- [Job]:
Copy all the material that follows, keeping every character the same.

══ Items

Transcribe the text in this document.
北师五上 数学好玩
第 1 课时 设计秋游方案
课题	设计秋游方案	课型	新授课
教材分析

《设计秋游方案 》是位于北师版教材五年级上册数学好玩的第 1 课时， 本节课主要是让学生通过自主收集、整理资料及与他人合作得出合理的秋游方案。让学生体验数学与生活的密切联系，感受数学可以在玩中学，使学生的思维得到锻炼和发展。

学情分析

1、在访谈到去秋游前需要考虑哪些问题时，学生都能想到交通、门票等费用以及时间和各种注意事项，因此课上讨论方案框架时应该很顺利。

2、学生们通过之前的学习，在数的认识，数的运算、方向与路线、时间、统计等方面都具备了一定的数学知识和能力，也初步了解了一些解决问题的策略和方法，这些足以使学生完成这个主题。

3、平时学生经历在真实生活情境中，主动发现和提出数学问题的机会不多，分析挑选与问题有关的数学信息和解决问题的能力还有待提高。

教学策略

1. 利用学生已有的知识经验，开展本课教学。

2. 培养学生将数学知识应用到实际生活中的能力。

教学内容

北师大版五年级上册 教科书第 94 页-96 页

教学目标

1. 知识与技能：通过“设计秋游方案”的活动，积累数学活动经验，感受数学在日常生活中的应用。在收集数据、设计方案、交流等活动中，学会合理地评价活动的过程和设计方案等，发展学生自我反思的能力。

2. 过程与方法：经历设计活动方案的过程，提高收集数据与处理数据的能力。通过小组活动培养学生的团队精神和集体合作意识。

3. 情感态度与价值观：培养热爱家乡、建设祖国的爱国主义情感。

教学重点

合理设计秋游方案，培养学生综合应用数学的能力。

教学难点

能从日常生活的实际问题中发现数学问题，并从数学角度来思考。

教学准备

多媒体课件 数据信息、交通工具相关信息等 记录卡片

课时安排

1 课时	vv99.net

════

- [Output for this task]:
Transcribe the text in this document.
北师五上 数学好玩
第 1 课时 设计秋游方案
课题	设计秋游方案	课型	新授课
教材分析

《设计秋游方案 》是位于北师版教材五年级上册数学好玩的第 1 课时， 本节课主要是让学生通过自主收集、整理资料及与他人合作得出合理的秋游方案。让学生体验数学与生活的密切联系，感受数学可以在玩中学，使学生的思维得到锻炼和发展。

学情分析

1、在访谈到去秋游前需要考虑哪些问题时，学生都能想到交通、门票等费用以及时间和各种注意事项，因此课上讨论方案框架时应该很顺利。

2、学生们通过之前的学习，在数的认识，数的运算、方向与路线、时间、统计等方面都具备了一定的数学知识和能力，也初步了解了一些解决问题的策略和方法，这些足以使学生完成这个主题。

3、平时学生经历在真实生活情境中，主动发现和提出数学问题的机会不多，分析挑选与问题有关的数学信息和解决问题的能力还有待提高。

教学策略

1. 利用学生已有的知识经验，开展本课教学。

2. 培养学生将数学知识应用到实际生活中的能力。

教学内容

北师大版五年级上册 教科书第 94 页-96 页

教学目标

1. 知识与技能：通过“设计秋游方案”的活动，积累数学活动经验，感受数学在日常生活中的应用。在收集数据、设计方案、交流等活动中，学会合理地评价活动的过程和设计方案等，发展学生自我反思的能力。

2. 过程与方法：经历设计活动方案的过程，提高收集数据与处理数据的能力。通过小组活动培养学生的团队精神和集体合作意识。

3. 情感态度与价值观：培养热爱家乡、建设祖国的爱国主义情感。

教学重点

合理设计秋游方案，培养学生综合应用数学的能力。

教学难点

能从日常生活的实际问题中发现数学问题，并从数学角度来思考。

教学准备

多媒体课件 数据信息、交通工具相关信息等 记录卡片

课时安排

1 课时	vv99.net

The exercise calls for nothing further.